**Your goal**: Each entry should be quoted word for word, including every mark of punctuation.

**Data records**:
Begin
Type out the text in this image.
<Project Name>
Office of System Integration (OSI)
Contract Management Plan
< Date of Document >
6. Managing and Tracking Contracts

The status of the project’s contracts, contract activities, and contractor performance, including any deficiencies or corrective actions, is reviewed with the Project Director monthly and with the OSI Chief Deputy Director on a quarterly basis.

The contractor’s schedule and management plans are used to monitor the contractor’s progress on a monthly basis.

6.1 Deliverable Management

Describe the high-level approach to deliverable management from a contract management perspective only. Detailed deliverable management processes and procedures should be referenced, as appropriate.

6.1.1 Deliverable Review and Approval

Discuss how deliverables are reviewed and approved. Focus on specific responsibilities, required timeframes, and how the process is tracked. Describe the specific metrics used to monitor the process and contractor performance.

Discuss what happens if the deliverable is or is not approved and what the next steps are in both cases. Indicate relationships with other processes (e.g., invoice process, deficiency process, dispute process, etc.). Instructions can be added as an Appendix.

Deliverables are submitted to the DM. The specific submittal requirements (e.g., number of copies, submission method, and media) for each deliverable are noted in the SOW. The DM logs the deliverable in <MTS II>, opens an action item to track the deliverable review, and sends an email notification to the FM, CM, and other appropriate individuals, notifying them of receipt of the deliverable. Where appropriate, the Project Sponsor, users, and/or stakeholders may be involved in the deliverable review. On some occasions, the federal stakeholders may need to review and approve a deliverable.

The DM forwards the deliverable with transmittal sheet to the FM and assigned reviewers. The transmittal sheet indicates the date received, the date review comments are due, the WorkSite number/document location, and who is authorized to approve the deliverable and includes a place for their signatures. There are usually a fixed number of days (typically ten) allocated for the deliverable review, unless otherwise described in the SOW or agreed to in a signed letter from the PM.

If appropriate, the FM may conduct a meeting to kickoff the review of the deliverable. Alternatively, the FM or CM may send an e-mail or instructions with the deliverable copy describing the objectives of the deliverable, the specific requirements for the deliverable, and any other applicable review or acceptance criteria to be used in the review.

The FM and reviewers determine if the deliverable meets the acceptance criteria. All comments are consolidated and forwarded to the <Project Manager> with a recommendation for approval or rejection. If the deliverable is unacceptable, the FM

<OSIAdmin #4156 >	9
End
**Reply to the task**:
Type out the text in this image.
<Project Name>
Office of System Integration (OSI)
Contract Management Plan
< Date of Document >
6. Managing and Tracking Contracts

The status of the project’s contracts, contract activities, and contractor performance, including any deficiencies or corrective actions, is reviewed with the Project Director monthly and with the OSI Chief Deputy Director on a quarterly basis.

The contractor’s schedule and management plans are used to monitor the contractor’s progress on a monthly basis.

6.1 Deliverable Management

Describe the high-level approach to deliverable management from a contract management perspective only. Detailed deliverable management processes and procedures should be referenced, as appropriate.

6.1.1 Deliverable Review and Approval

Discuss how deliverables are reviewed and approved. Focus on specific responsibilities, required timeframes, and how the process is tracked. Describe the specific metrics used to monitor the process and contractor performance.

Discuss what happens if the deliverable is or is not approved and what the next steps are in both cases. Indicate relationships with other processes (e.g., invoice process, deficiency process, dispute process, etc.). Instructions can be added as an Appendix.

Deliverables are submitted to the DM. The specific submittal requirements (e.g., number of copies, submission method, and media) for each deliverable are noted in the SOW. The DM logs the deliverable in <MTS II>, opens an action item to track the deliverable review, and sends an email notification to the FM, CM, and other appropriate individuals, notifying them of receipt of the deliverable. Where appropriate, the Project Sponsor, users, and/or stakeholders may be involved in the deliverable review. On some occasions, the federal stakeholders may need to review and approve a deliverable.

The DM forwards the deliverable with transmittal sheet to the FM and assigned reviewers. The transmittal sheet indicates the date received, the date review comments are due, the WorkSite number/document location, and who is authorized to approve the deliverable and includes a place for their signatures. There are usually a fixed number of days (typically ten) allocated for the deliverable review, unless otherwise described in the SOW or agreed to in a signed letter from the PM.

If appropriate, the FM may conduct a meeting to kickoff the review of the deliverable. Alternatively, the FM or CM may send an e-mail or instructions with the deliverable copy describing the objectives of the deliverable, the specific requirements for the deliverable, and any other applicable review or acceptance criteria to be used in the review.

The FM and reviewers determine if the deliverable meets the acceptance criteria. All comments are consolidated and forwarded to the <Project Manager> with a recommendation for approval or rejection. If the deliverable is unacceptable, the FM

<OSIAdmin #4156 >	9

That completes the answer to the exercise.